**Exercise brief**.
Print the data below verbatim, line for line, but leave out the pictures.

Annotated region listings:

----------------

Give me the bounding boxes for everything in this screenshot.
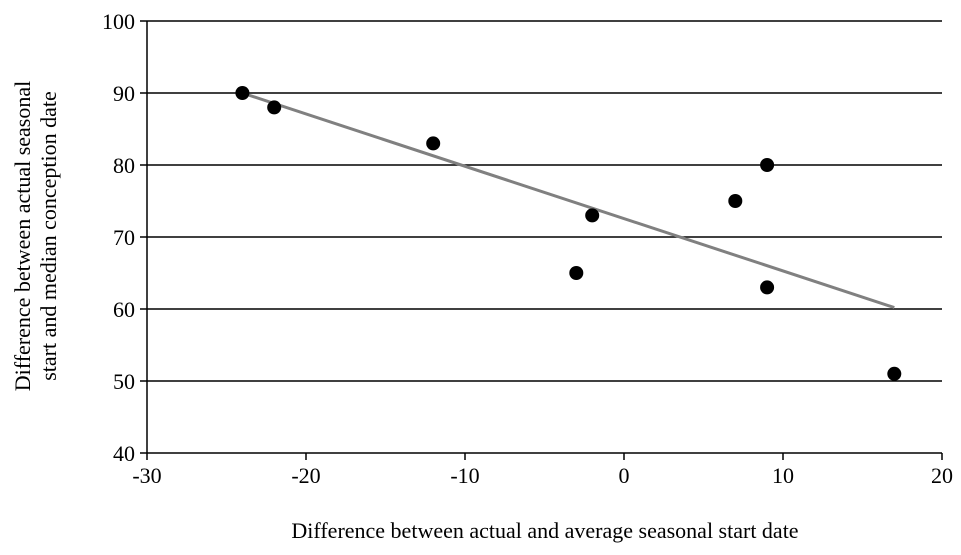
data-point [728,194,743,208]
x-tick-label: -30 [132,463,161,488]
y-tick-label: 60 [113,297,135,322]
data-point [760,158,775,172]
y-tick-label: 80 [113,153,135,178]
y-axis-title-line-2: start and median conception date [36,91,61,381]
data-point [267,100,282,115]
data-point [426,136,441,151]
y-tick-label: 90 [113,81,135,106]
data-point [760,280,775,295]
trendline-group [241,91,895,309]
data-point [569,266,584,280]
x-tick-label: 0 [619,463,630,488]
x-axis-title: Difference between actual and average se… [291,518,798,543]
tick-labels: 40 50 60 70 80 90 100 -30 -20 -10 0 10 20 [102,9,953,488]
gridlines [147,20,942,382]
x-tick-label: 20 [931,463,953,488]
y-tick-label: 50 [113,369,135,394]
data-points [235,86,902,381]
axes [140,20,943,460]
data-point [585,208,600,223]
x-tick-label: -10 [450,463,479,488]
data-point [235,86,250,100]
trendline [241,91,895,309]
y-tick-label: 100 [102,9,135,34]
y-axis-title-line-1: Difference between actual seasonal [10,81,35,391]
data-point [887,366,902,381]
x-tick-label: 10 [772,463,794,488]
y-tick-label: 70 [113,225,135,250]
x-tick-label: -20 [291,463,320,488]
y-tick-label: 40 [113,441,135,466]
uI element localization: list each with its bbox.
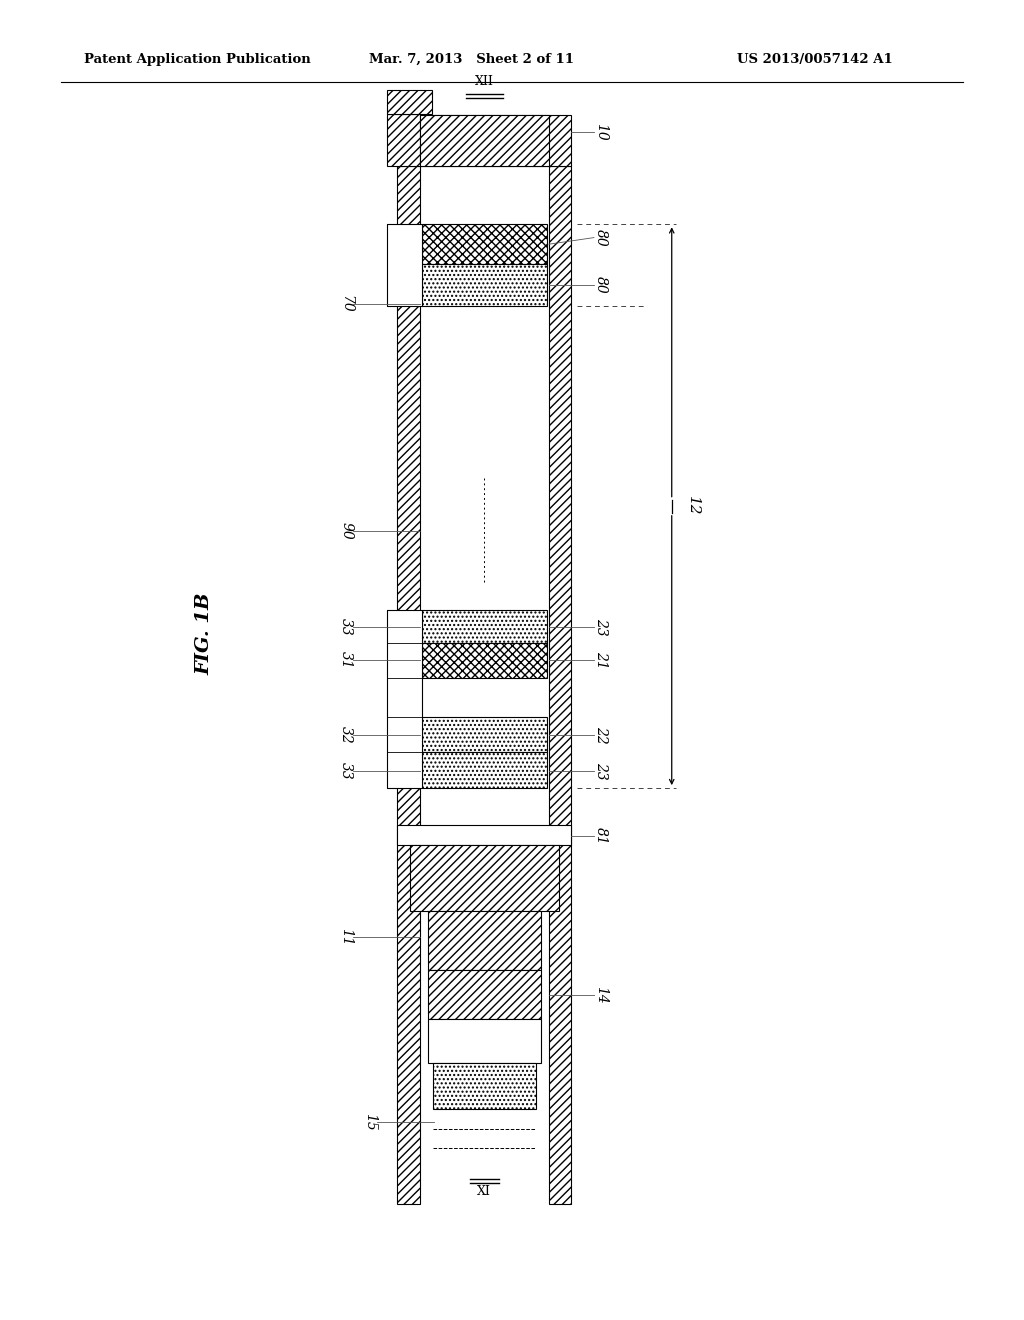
Text: 14: 14 [594,986,608,1005]
Text: XII: XII [475,75,494,88]
Text: 31: 31 [339,651,353,669]
Text: US 2013/0057142 A1: US 2013/0057142 A1 [737,53,893,66]
Text: 23: 23 [594,762,608,780]
Bar [387,90,432,114]
Text: Patent Application Publication: Patent Application Publication [84,53,310,66]
Text: 81: 81 [594,826,608,845]
Text: 21: 21 [594,651,608,669]
Text: 90: 90 [339,521,353,540]
Text: 32: 32 [339,726,353,744]
Text: 80: 80 [594,228,608,247]
Text: 15: 15 [362,1113,377,1131]
Text: 33: 33 [339,762,353,780]
Bar [387,224,422,306]
Bar [420,115,571,166]
Bar [422,643,547,678]
Bar [428,970,541,1019]
Text: 10: 10 [594,123,608,141]
Bar [420,115,549,166]
Text: 22: 22 [594,726,608,744]
Text: 33: 33 [339,618,353,636]
Bar [433,1063,536,1109]
Bar [422,717,547,752]
Text: XI: XI [477,1185,492,1199]
Bar [410,845,559,911]
Text: 80: 80 [594,276,608,294]
Text: 70: 70 [339,294,353,313]
Bar [397,825,571,845]
Bar [422,752,547,788]
Bar [387,114,420,166]
Bar [428,911,541,970]
Bar [422,224,547,264]
Bar [422,264,547,306]
Bar [387,610,422,788]
Bar [397,166,420,1204]
Text: 12: 12 [686,496,700,516]
Text: FIG. 1B: FIG. 1B [196,593,214,675]
Text: 11: 11 [339,928,353,946]
Text: Mar. 7, 2013   Sheet 2 of 11: Mar. 7, 2013 Sheet 2 of 11 [369,53,573,66]
Bar [549,166,571,1204]
Bar [428,1019,541,1063]
Text: 23: 23 [594,618,608,636]
Bar [422,610,547,643]
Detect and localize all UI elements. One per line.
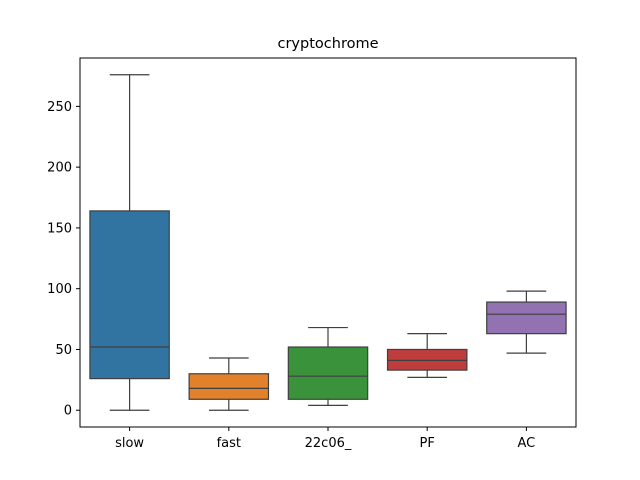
box-group-PF: [386, 333, 468, 379]
x-tick-label: slow: [115, 436, 144, 451]
box-AC: [486, 301, 567, 335]
x-tick-label: AC: [518, 436, 536, 451]
x-axis: slow fast 22c06_ PF AC: [115, 427, 535, 451]
box-group-22c06_: [287, 326, 369, 406]
y-axis: 0 50 100 150 200 250: [47, 100, 80, 419]
axes-frame: [79, 57, 577, 428]
box-fast: [188, 373, 270, 400]
chart-title: cryptochrome: [278, 36, 379, 52]
box-22c06_: [287, 346, 369, 400]
y-tick-label: 50: [55, 343, 72, 358]
box-group-slow: [89, 74, 170, 411]
y-tick-label: 200: [47, 161, 72, 176]
box-slow: [89, 210, 170, 380]
x-tick-label: PF: [420, 436, 435, 451]
y-tick-label: 150: [47, 221, 72, 236]
plot-area: [89, 74, 567, 411]
box-group-fast: [188, 357, 270, 411]
x-tick-label: 22c06_: [305, 436, 352, 451]
y-tick-label: 100: [47, 282, 72, 297]
box-PF: [386, 348, 468, 371]
y-tick-label: 0: [64, 404, 72, 419]
x-tick-label: fast: [217, 436, 241, 451]
box-group-AC: [486, 290, 567, 354]
y-tick-label: 250: [47, 100, 72, 115]
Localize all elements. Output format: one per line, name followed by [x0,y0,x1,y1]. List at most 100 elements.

----------------

**Output for this task**.
Give me the bounding boxes for everything in this screenshot.
data-point [728,194,743,208]
x-tick-label: -30 [132,463,161,488]
y-tick-label: 60 [113,297,135,322]
data-point [760,158,775,172]
y-tick-label: 80 [113,153,135,178]
y-axis-title-line-2: start and median conception date [36,91,61,381]
data-point [267,100,282,115]
data-point [426,136,441,151]
y-tick-label: 90 [113,81,135,106]
data-point [760,280,775,295]
trendline-group [241,91,895,309]
data-point [569,266,584,280]
x-tick-label: 0 [619,463,630,488]
x-axis-title: Difference between actual and average se… [291,518,798,543]
tick-labels: 40 50 60 70 80 90 100 -30 -20 -10 0 10 20 [102,9,953,488]
gridlines [147,20,942,382]
x-tick-label: 20 [931,463,953,488]
y-tick-label: 50 [113,369,135,394]
data-points [235,86,902,381]
axes [140,20,943,460]
data-point [585,208,600,223]
x-tick-label: -10 [450,463,479,488]
data-point [235,86,250,100]
trendline [241,91,895,309]
y-tick-label: 100 [102,9,135,34]
y-axis-title-line-1: Difference between actual seasonal [10,81,35,391]
data-point [887,366,902,381]
x-tick-label: 10 [772,463,794,488]
y-tick-label: 70 [113,225,135,250]
x-tick-label: -20 [291,463,320,488]
y-tick-label: 40 [113,441,135,466]
uI element localization: list each with its bbox.
Text: 14: 14 [594,986,608,1005]
Text: XII: XII [475,75,494,88]
Text: 31: 31 [339,651,353,669]
Text: US 2013/0057142 A1: US 2013/0057142 A1 [737,53,893,66]
Text: 23: 23 [594,762,608,780]
Bar [387,90,432,114]
Text: Patent Application Publication: Patent Application Publication [84,53,310,66]
Text: 81: 81 [594,826,608,845]
Text: 21: 21 [594,651,608,669]
Text: 90: 90 [339,521,353,540]
Text: 32: 32 [339,726,353,744]
Text: 80: 80 [594,228,608,247]
Text: 15: 15 [362,1113,377,1131]
Text: 33: 33 [339,762,353,780]
Bar [387,224,422,306]
Bar [420,115,571,166]
Bar [422,643,547,678]
Bar [428,970,541,1019]
Text: 10: 10 [594,123,608,141]
Bar [420,115,549,166]
Text: 22: 22 [594,726,608,744]
Text: 33: 33 [339,618,353,636]
Bar [433,1063,536,1109]
Bar [422,717,547,752]
Text: XI: XI [477,1185,492,1199]
Bar [410,845,559,911]
Text: 80: 80 [594,276,608,294]
Text: 70: 70 [339,294,353,313]
Bar [397,825,571,845]
Bar [422,752,547,788]
Bar [387,114,420,166]
Bar [428,911,541,970]
Bar [422,224,547,264]
Bar [422,264,547,306]
Bar [387,610,422,788]
Bar [397,166,420,1204]
Text: 12: 12 [686,496,700,516]
Text: FIG. 1B: FIG. 1B [196,593,214,675]
Text: 11: 11 [339,928,353,946]
Text: Mar. 7, 2013   Sheet 2 of 11: Mar. 7, 2013 Sheet 2 of 11 [369,53,573,66]
Bar [549,166,571,1204]
Bar [428,1019,541,1063]
Text: 23: 23 [594,618,608,636]
Bar [422,610,547,643]
Detect and localize all UI elements. One per line.
box-group-PF: [386, 333, 468, 379]
x-tick-label: slow: [115, 436, 144, 451]
box-AC: [486, 301, 567, 335]
x-tick-label: AC: [518, 436, 536, 451]
x-axis: slow fast 22c06_ PF AC: [115, 427, 535, 451]
box-group-22c06_: [287, 326, 369, 406]
y-axis: 0 50 100 150 200 250: [47, 100, 80, 419]
axes-frame: [79, 57, 577, 428]
box-fast: [188, 373, 270, 400]
chart-title: cryptochrome: [278, 36, 379, 52]
box-22c06_: [287, 346, 369, 400]
y-tick-label: 50: [55, 343, 72, 358]
box-group-slow: [89, 74, 170, 411]
y-tick-label: 200: [47, 161, 72, 176]
box-slow: [89, 210, 170, 380]
x-tick-label: PF: [420, 436, 435, 451]
y-tick-label: 150: [47, 221, 72, 236]
plot-area: [89, 74, 567, 411]
box-group-fast: [188, 357, 270, 411]
x-tick-label: 22c06_: [305, 436, 352, 451]
y-tick-label: 100: [47, 282, 72, 297]
box-PF: [386, 348, 468, 371]
y-tick-label: 0: [64, 404, 72, 419]
x-tick-label: fast: [217, 436, 241, 451]
box-group-AC: [486, 290, 567, 354]
y-tick-label: 250: [47, 100, 72, 115]
Localize all elements. Output format: one per line, name followed by [x0,y0,x1,y1]. List at most 100 elements.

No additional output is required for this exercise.